- Problem to solve:
Read the records below. Copy each line where the string "spectrogram" occurs.

>> Begin Records for this task

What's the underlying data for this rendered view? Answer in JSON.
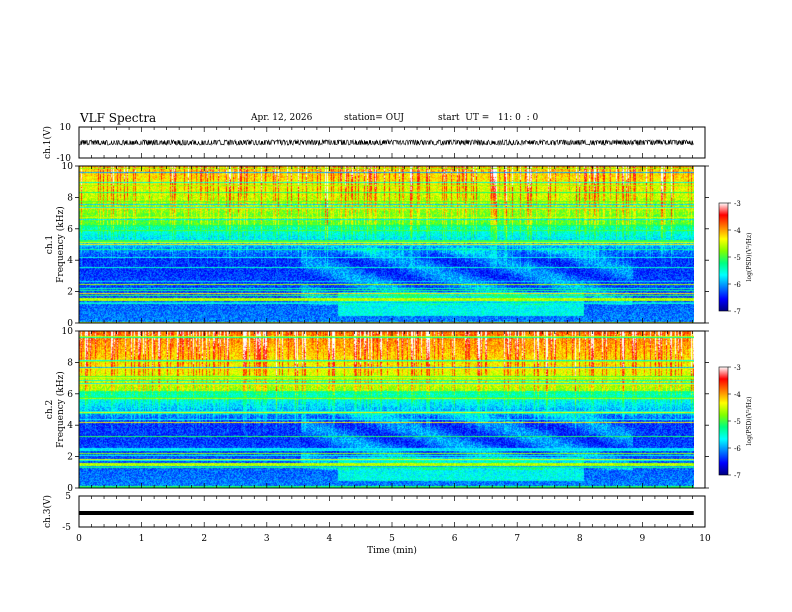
{
  "header": {
    "title": "VLF Spectra",
    "date": "Apr. 12, 2026",
    "station": "station= OUJ",
    "start": "start  UT =   11: 0  : 0"
  },
  "chart_data": [
    {
      "type": "line",
      "id": "ch1-waveform",
      "ylabel": "ch.1(V)",
      "ylim": [
        -10,
        10
      ],
      "y_ticks": [
        "10",
        "-10"
      ],
      "x_range_min": [
        0,
        10
      ],
      "data_extent_min": [
        0,
        9.82
      ],
      "waveform_level_v": 0,
      "waveform_amplitude_v": 1.5,
      "color": "#000000"
    },
    {
      "type": "heatmap",
      "id": "ch1-spectrogram",
      "ylabel": "ch.1\nFrequency  (kHz)",
      "ylim_khz": [
        0,
        10
      ],
      "y_ticks": [
        "0",
        "2",
        "4",
        "6",
        "8",
        "10"
      ],
      "data_extent_min": [
        0,
        9.82
      ],
      "colorbar": {
        "label": "log(PSD)(V²/Hz)",
        "range": [
          -7,
          -3
        ],
        "ticks": [
          "-3",
          "-4",
          "-5",
          "-6",
          "-7"
        ]
      }
    },
    {
      "type": "heatmap",
      "id": "ch2-spectrogram",
      "ylabel": "ch.2\nFrequency  (kHz)",
      "ylim_khz": [
        0,
        10
      ],
      "y_ticks": [
        "0",
        "2",
        "4",
        "6",
        "8",
        "10"
      ],
      "data_extent_min": [
        0,
        9.82
      ],
      "colorbar": {
        "label": "log(PSD)(V²/Hz)",
        "range": [
          -7,
          -3
        ],
        "ticks": [
          "-3",
          "-4",
          "-5",
          "-6",
          "-7"
        ]
      }
    },
    {
      "type": "line",
      "id": "ch3-waveform",
      "ylabel": "ch.3(V)",
      "ylim": [
        -5,
        5
      ],
      "y_ticks": [
        "5",
        "-5"
      ],
      "data_extent_min": [
        0,
        9.82
      ],
      "level_v": -0.5,
      "color": "#000000"
    }
  ],
  "x_axis": {
    "label": "Time  (min)",
    "range": [
      0,
      10
    ],
    "ticks": [
      "0",
      "1",
      "2",
      "3",
      "4",
      "5",
      "6",
      "7",
      "8",
      "9",
      "10"
    ]
  },
  "colors": {
    "colormap": [
      "#000080",
      "#0000ff",
      "#0080ff",
      "#00ffff",
      "#00ff80",
      "#80ff00",
      "#ffff00",
      "#ff8000",
      "#ff0000",
      "#ffffff"
    ],
    "axes": "#000000",
    "background": "#ffffff"
  }
}
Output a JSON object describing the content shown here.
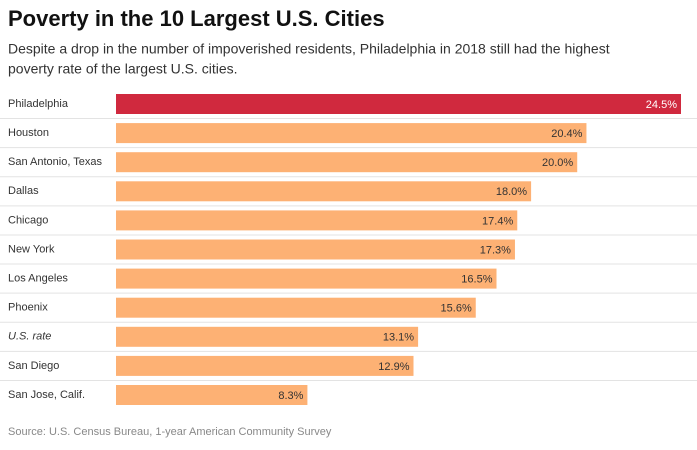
{
  "chart_data": {
    "type": "bar",
    "orientation": "horizontal",
    "title": "Poverty in the 10 Largest U.S. Cities",
    "subtitle_lines": [
      "Despite a drop in the number of impoverished residents, Philadelphia in 2018 still had the highest",
      "poverty rate of the largest U.S. cities."
    ],
    "categories": [
      "Philadelphia",
      "Houston",
      "San Antonio, Texas",
      "Dallas",
      "Chicago",
      "New York",
      "Los Angeles",
      "Phoenix",
      "U.S. rate",
      "San Diego",
      "San Jose, Calif."
    ],
    "values": [
      24.5,
      20.4,
      20.0,
      18.0,
      17.4,
      17.3,
      16.5,
      15.6,
      13.1,
      12.9,
      8.3
    ],
    "value_labels": [
      "24.5%",
      "20.4%",
      "20.0%",
      "18.0%",
      "17.4%",
      "17.3%",
      "16.5%",
      "15.6%",
      "13.1%",
      "12.9%",
      "8.3%"
    ],
    "colors": [
      "#d0293e",
      "#fdb174",
      "#fdb174",
      "#fdb174",
      "#fdb174",
      "#fdb174",
      "#fdb174",
      "#fdb174",
      "#fdb174",
      "#fdb174",
      "#fdb174"
    ],
    "xlim": [
      0,
      24.5
    ],
    "source": "Source: U.S. Census Bureau, 1-year American Community Survey"
  }
}
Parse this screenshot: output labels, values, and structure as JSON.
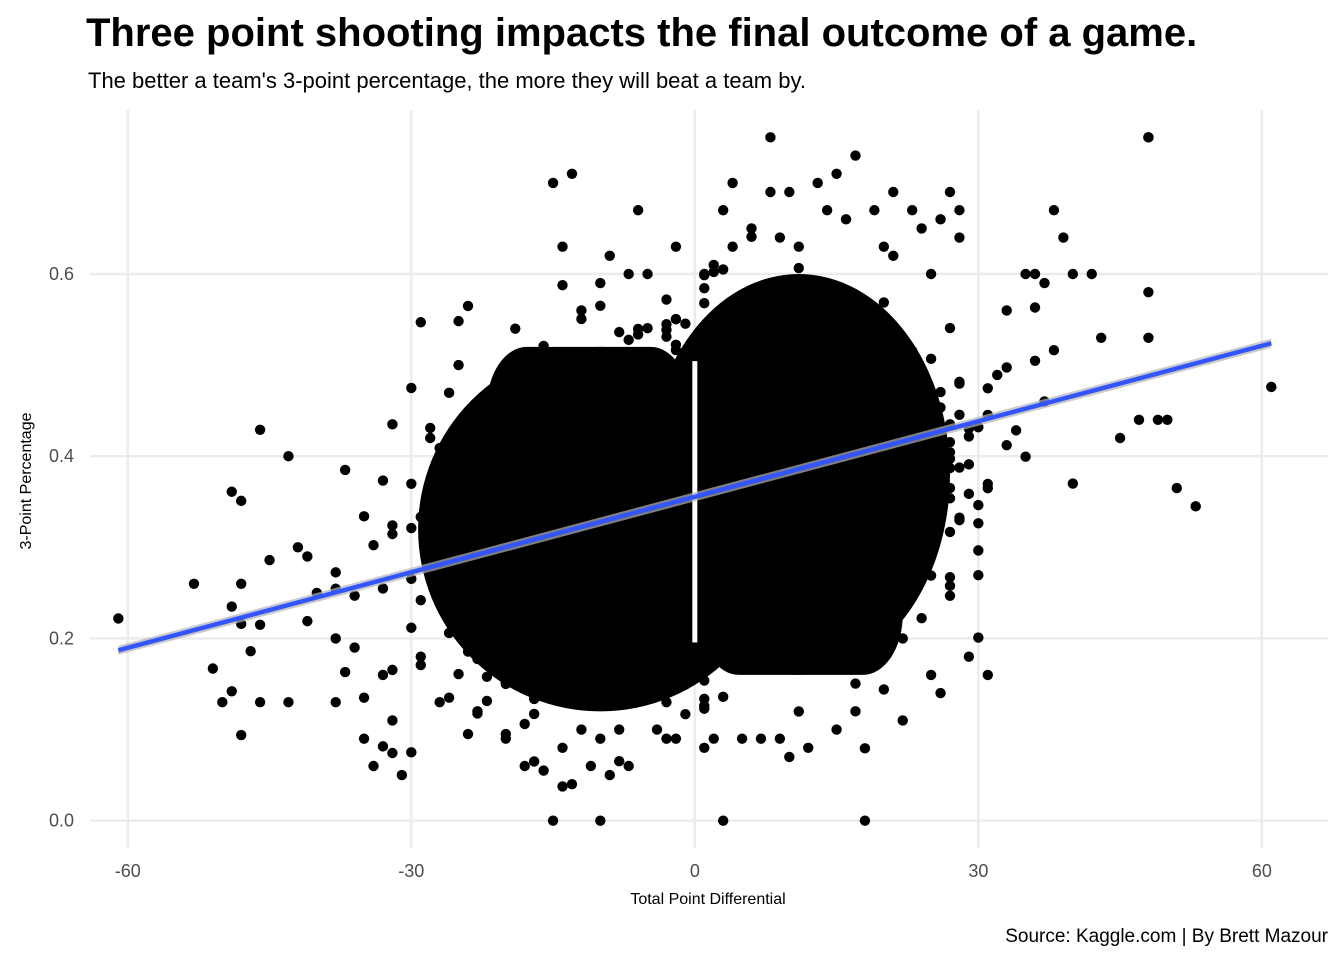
{
  "title": "Three point shooting impacts the final outcome of a game.",
  "subtitle": "The better a team's 3-point percentage, the more they will beat a team by.",
  "caption": "Source: Kaggle.com | By Brett Mazour",
  "colors": {
    "points": "#000000",
    "trend": "#3355ff",
    "ribbon": "#b3b3b3",
    "grid": "#ebebeb"
  },
  "chart_data": {
    "type": "scatter",
    "xlabel": "Total Point Differential",
    "ylabel": "3-Point Percentage",
    "xlim": [
      -64,
      67
    ],
    "ylim": [
      -0.03,
      0.78
    ],
    "x_ticks": [
      -60,
      -30,
      0,
      30,
      60
    ],
    "x_tick_labels": [
      "-60",
      "-30",
      "0",
      "30",
      "60"
    ],
    "y_ticks": [
      0.0,
      0.2,
      0.4,
      0.6
    ],
    "y_tick_labels": [
      "0.0",
      "0.2",
      "0.4",
      "0.6"
    ],
    "grid": true,
    "legend": "none",
    "trend_line": {
      "method": "linear",
      "x_start": -61,
      "y_start": 0.187,
      "x_end": 61,
      "y_end": 0.524,
      "se_band": 0.005
    },
    "points": [
      [
        -61,
        0.222
      ],
      [
        -53,
        0.26
      ],
      [
        -51,
        0.167
      ],
      [
        -50,
        0.13
      ],
      [
        -49,
        0.361
      ],
      [
        -49,
        0.142
      ],
      [
        -49,
        0.235
      ],
      [
        -48,
        0.351
      ],
      [
        -48,
        0.26
      ],
      [
        -48,
        0.094
      ],
      [
        -48,
        0.216
      ],
      [
        -47,
        0.186
      ],
      [
        -46,
        0.13
      ],
      [
        -46,
        0.429
      ],
      [
        -46,
        0.215
      ],
      [
        -45,
        0.286
      ],
      [
        -43,
        0.4
      ],
      [
        -43,
        0.13
      ],
      [
        -42,
        0.3
      ],
      [
        -41,
        0.219
      ],
      [
        -41,
        0.29
      ],
      [
        -40,
        0.25
      ],
      [
        -38,
        0.2
      ],
      [
        -38,
        0.13
      ],
      [
        -37,
        0.385
      ],
      [
        -36,
        0.19
      ],
      [
        -35,
        0.09
      ],
      [
        -35,
        0.135
      ],
      [
        -35,
        0.334
      ],
      [
        -34,
        0.06
      ],
      [
        -33,
        0.16
      ],
      [
        -32,
        0.11
      ],
      [
        -32,
        0.435
      ],
      [
        -31,
        0.05
      ],
      [
        -30,
        0.075
      ],
      [
        -30,
        0.475
      ],
      [
        -29,
        0.18
      ],
      [
        -28,
        0.42
      ],
      [
        -27,
        0.13
      ],
      [
        -26,
        0.135
      ],
      [
        -25,
        0.5
      ],
      [
        -24,
        0.565
      ],
      [
        -24,
        0.095
      ],
      [
        -23,
        0.12
      ],
      [
        -21,
        0.44
      ],
      [
        -20,
        0.09
      ],
      [
        -20,
        0.095
      ],
      [
        -19,
        0.54
      ],
      [
        -18,
        0.06
      ],
      [
        -17,
        0.065
      ],
      [
        -16,
        0.055
      ],
      [
        -15,
        0.0
      ],
      [
        -15,
        0.7
      ],
      [
        -14,
        0.63
      ],
      [
        -14,
        0.08
      ],
      [
        -13,
        0.04
      ],
      [
        -13,
        0.71
      ],
      [
        -12,
        0.56
      ],
      [
        -12,
        0.1
      ],
      [
        -11,
        0.06
      ],
      [
        -10,
        0.59
      ],
      [
        -10,
        0.0
      ],
      [
        -10,
        0.09
      ],
      [
        -9,
        0.62
      ],
      [
        -9,
        0.05
      ],
      [
        -8,
        0.1
      ],
      [
        -7,
        0.6
      ],
      [
        -7,
        0.06
      ],
      [
        -6,
        0.67
      ],
      [
        -5,
        0.6
      ],
      [
        -4,
        0.1
      ],
      [
        -3,
        0.09
      ],
      [
        -3,
        0.13
      ],
      [
        -2,
        0.63
      ],
      [
        -2,
        0.09
      ],
      [
        1,
        0.6
      ],
      [
        1,
        0.08
      ],
      [
        2,
        0.61
      ],
      [
        2,
        0.09
      ],
      [
        3,
        0.0
      ],
      [
        3,
        0.67
      ],
      [
        4,
        0.7
      ],
      [
        4,
        0.63
      ],
      [
        5,
        0.09
      ],
      [
        6,
        0.65
      ],
      [
        7,
        0.09
      ],
      [
        8,
        0.75
      ],
      [
        8,
        0.69
      ],
      [
        9,
        0.64
      ],
      [
        9,
        0.09
      ],
      [
        10,
        0.69
      ],
      [
        10,
        0.07
      ],
      [
        11,
        0.63
      ],
      [
        12,
        0.08
      ],
      [
        13,
        0.7
      ],
      [
        14,
        0.67
      ],
      [
        15,
        0.71
      ],
      [
        15,
        0.1
      ],
      [
        16,
        0.66
      ],
      [
        17,
        0.73
      ],
      [
        17,
        0.12
      ],
      [
        18,
        0.0
      ],
      [
        19,
        0.67
      ],
      [
        20,
        0.63
      ],
      [
        21,
        0.62
      ],
      [
        21,
        0.69
      ],
      [
        22,
        0.11
      ],
      [
        22,
        0.2
      ],
      [
        23,
        0.67
      ],
      [
        24,
        0.65
      ],
      [
        25,
        0.6
      ],
      [
        25,
        0.16
      ],
      [
        26,
        0.66
      ],
      [
        26,
        0.14
      ],
      [
        27,
        0.69
      ],
      [
        28,
        0.67
      ],
      [
        28,
        0.64
      ],
      [
        29,
        0.18
      ],
      [
        31,
        0.16
      ],
      [
        33,
        0.56
      ],
      [
        35,
        0.6
      ],
      [
        36,
        0.6
      ],
      [
        37,
        0.59
      ],
      [
        38,
        0.67
      ],
      [
        39,
        0.64
      ],
      [
        40,
        0.37
      ],
      [
        40,
        0.6
      ],
      [
        42,
        0.6
      ],
      [
        43,
        0.53
      ],
      [
        45,
        0.42
      ],
      [
        47,
        0.44
      ],
      [
        48,
        0.75
      ],
      [
        48,
        0.75
      ],
      [
        48,
        0.58
      ],
      [
        48,
        0.53
      ],
      [
        49,
        0.44
      ],
      [
        50,
        0.44
      ],
      [
        51,
        0.365
      ],
      [
        53,
        0.345
      ],
      [
        61,
        0.476
      ]
    ]
  }
}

>> End Records for this task

- Result:
      "id": "ch1-spectrogram",
      "id": "ch2-spectrogram",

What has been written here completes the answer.